■ **WHAT IS ASKED**:
Go through the material below and count the lines with the string "that"; the number is the whole answer.

--- start PROVIDED RECORDS ---

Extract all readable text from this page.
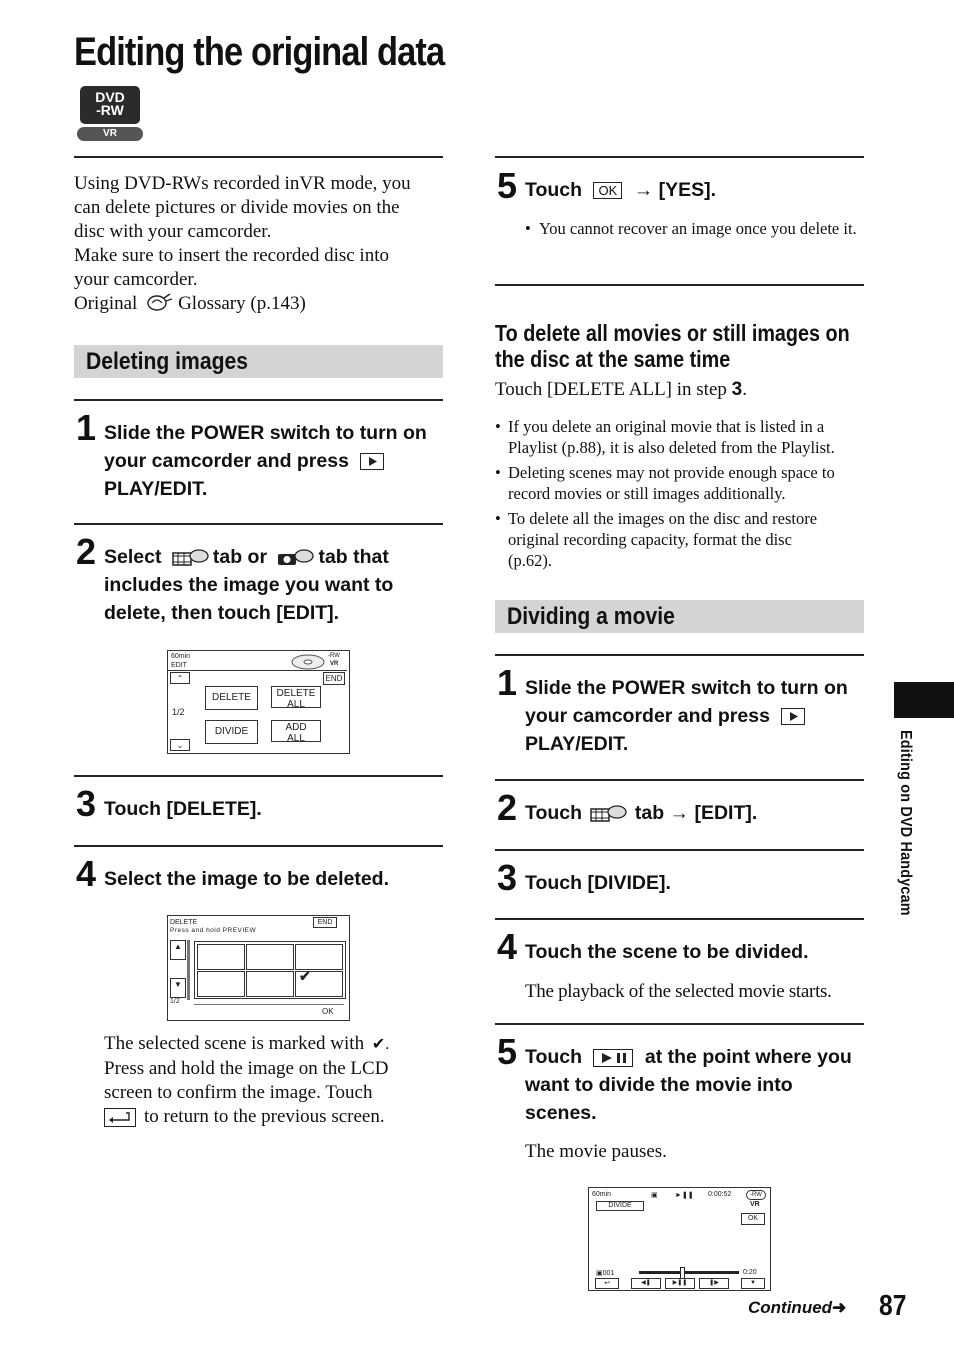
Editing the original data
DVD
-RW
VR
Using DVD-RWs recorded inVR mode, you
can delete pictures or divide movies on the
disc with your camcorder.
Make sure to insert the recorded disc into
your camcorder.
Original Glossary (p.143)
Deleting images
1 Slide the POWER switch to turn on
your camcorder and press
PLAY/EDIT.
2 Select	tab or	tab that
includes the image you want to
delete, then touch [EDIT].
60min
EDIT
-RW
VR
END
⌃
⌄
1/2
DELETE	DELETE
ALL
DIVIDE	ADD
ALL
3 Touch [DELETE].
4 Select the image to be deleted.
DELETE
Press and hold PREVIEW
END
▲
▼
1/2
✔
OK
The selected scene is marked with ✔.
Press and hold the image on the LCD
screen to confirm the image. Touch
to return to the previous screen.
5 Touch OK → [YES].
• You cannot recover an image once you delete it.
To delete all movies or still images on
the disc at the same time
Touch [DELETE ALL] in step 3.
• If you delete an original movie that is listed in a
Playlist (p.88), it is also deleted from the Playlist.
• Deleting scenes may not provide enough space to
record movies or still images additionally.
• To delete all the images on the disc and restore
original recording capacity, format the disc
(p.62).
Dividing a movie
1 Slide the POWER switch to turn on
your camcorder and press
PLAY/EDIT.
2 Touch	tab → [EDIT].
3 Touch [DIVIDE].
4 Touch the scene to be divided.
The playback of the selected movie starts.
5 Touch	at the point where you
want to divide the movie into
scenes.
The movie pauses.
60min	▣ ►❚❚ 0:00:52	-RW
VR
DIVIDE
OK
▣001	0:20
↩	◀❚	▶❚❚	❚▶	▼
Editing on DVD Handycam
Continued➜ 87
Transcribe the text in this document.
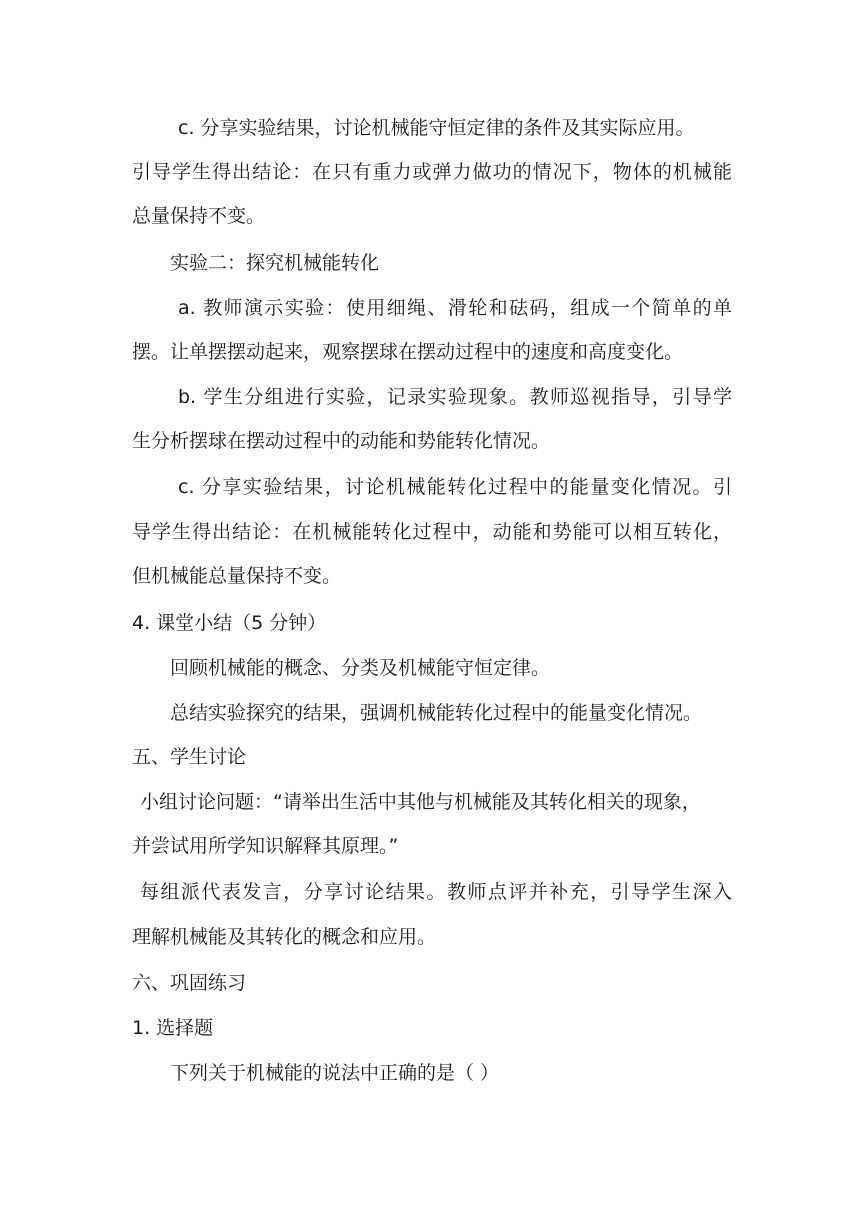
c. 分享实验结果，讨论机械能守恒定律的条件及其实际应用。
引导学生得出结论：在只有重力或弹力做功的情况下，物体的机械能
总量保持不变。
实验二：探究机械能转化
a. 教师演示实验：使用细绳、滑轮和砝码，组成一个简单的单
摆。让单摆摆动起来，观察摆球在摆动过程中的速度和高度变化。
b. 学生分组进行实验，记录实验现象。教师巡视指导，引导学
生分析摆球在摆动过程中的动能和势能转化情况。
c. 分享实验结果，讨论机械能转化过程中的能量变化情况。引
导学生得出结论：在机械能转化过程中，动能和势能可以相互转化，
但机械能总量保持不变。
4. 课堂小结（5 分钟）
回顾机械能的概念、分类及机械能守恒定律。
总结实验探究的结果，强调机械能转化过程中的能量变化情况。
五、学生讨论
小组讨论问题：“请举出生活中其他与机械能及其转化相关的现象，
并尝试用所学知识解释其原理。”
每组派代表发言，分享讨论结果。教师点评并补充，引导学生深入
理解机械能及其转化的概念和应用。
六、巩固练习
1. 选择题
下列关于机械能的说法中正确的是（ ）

--- end PROVIDED RECORDS ---
--- start PROVIDED RECORDS ---

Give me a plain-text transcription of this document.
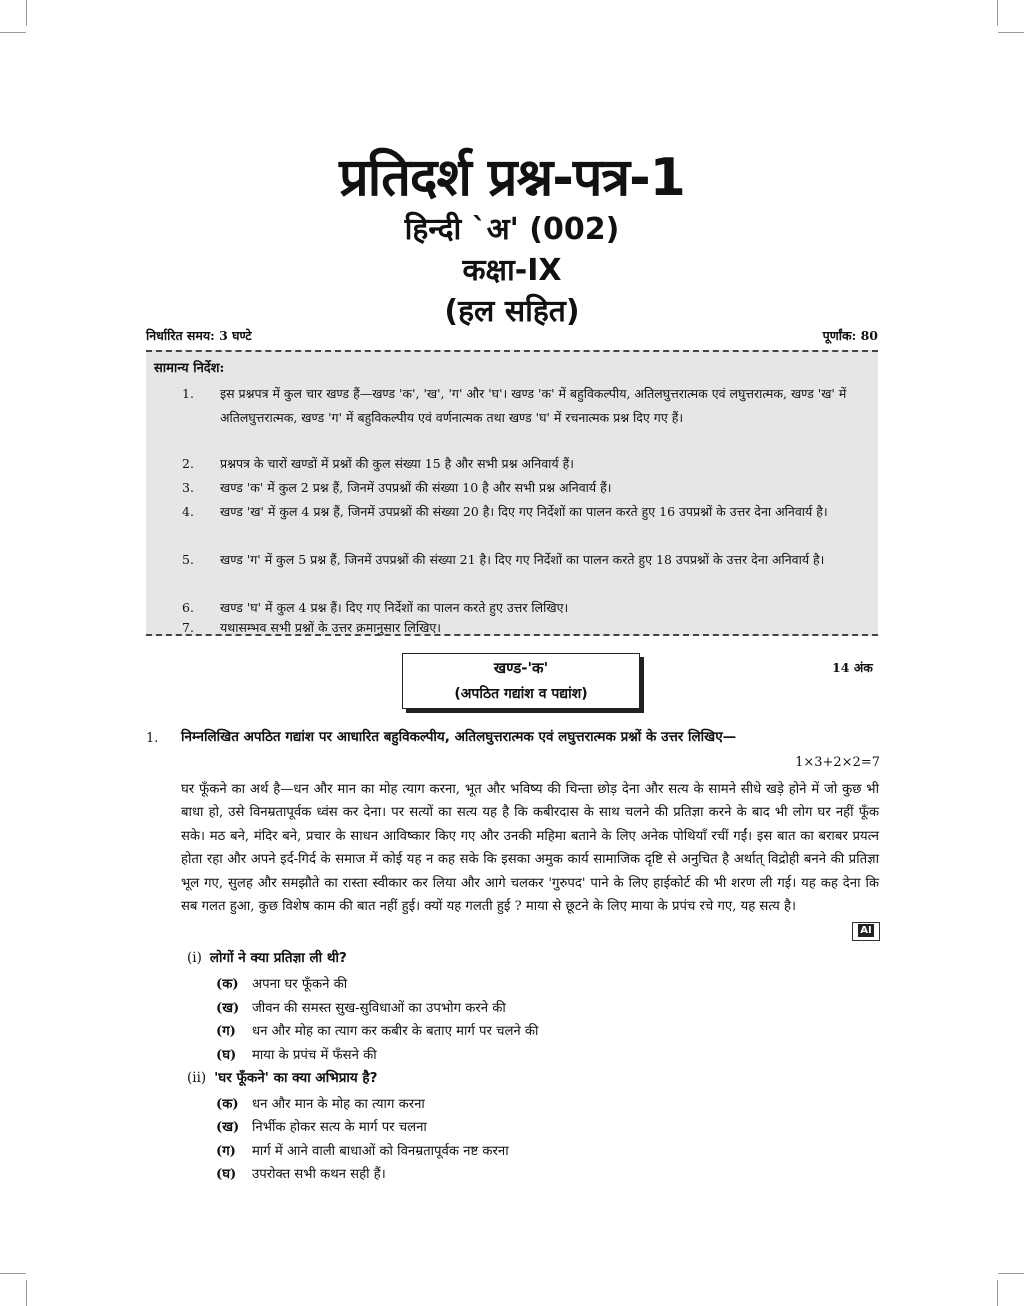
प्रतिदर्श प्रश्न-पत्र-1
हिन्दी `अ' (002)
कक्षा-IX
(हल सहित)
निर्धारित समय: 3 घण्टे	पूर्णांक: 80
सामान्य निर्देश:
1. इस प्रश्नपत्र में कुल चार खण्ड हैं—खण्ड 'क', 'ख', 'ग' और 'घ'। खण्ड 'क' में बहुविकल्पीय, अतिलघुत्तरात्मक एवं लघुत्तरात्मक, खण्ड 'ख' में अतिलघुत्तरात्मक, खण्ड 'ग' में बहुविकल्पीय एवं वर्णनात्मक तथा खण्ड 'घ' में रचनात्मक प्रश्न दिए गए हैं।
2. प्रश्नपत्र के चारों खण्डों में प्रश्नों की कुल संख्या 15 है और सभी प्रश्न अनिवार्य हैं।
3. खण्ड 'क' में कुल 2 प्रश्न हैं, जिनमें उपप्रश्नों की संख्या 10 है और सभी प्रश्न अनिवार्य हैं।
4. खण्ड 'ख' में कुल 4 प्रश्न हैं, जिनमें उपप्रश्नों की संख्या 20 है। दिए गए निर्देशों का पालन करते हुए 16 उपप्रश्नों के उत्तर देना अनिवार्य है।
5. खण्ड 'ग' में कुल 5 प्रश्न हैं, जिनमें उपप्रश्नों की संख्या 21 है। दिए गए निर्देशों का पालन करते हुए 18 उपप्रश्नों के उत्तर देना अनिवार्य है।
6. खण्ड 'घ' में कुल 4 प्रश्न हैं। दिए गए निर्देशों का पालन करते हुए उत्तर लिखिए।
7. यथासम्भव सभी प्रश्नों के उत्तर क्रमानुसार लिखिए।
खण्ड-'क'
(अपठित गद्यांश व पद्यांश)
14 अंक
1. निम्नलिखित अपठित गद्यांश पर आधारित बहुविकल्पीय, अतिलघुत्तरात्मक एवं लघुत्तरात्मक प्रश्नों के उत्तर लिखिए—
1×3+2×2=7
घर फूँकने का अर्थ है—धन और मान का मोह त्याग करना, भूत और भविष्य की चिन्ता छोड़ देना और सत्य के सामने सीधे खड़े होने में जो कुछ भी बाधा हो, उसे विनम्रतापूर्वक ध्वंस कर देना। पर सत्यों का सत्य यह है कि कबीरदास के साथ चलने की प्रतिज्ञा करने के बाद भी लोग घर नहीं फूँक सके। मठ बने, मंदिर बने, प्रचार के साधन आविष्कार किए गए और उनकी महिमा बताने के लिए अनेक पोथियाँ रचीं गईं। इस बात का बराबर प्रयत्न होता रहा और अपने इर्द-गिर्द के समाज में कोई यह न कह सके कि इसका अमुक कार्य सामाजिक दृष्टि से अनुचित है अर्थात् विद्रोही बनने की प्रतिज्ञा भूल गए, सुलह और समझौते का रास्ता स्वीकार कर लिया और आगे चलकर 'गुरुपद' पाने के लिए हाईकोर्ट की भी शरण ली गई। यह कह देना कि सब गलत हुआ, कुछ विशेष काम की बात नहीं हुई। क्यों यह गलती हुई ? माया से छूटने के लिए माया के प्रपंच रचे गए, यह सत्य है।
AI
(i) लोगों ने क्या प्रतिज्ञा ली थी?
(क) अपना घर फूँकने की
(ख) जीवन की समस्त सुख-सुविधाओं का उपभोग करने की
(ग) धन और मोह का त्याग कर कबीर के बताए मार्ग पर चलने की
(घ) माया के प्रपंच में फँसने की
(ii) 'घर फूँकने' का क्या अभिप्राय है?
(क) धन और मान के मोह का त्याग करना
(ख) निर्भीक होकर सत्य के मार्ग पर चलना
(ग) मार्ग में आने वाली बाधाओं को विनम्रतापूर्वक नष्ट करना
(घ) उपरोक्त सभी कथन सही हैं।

--- end PROVIDED RECORDS ---

■ **ANSWER TO THIS TASK**:
2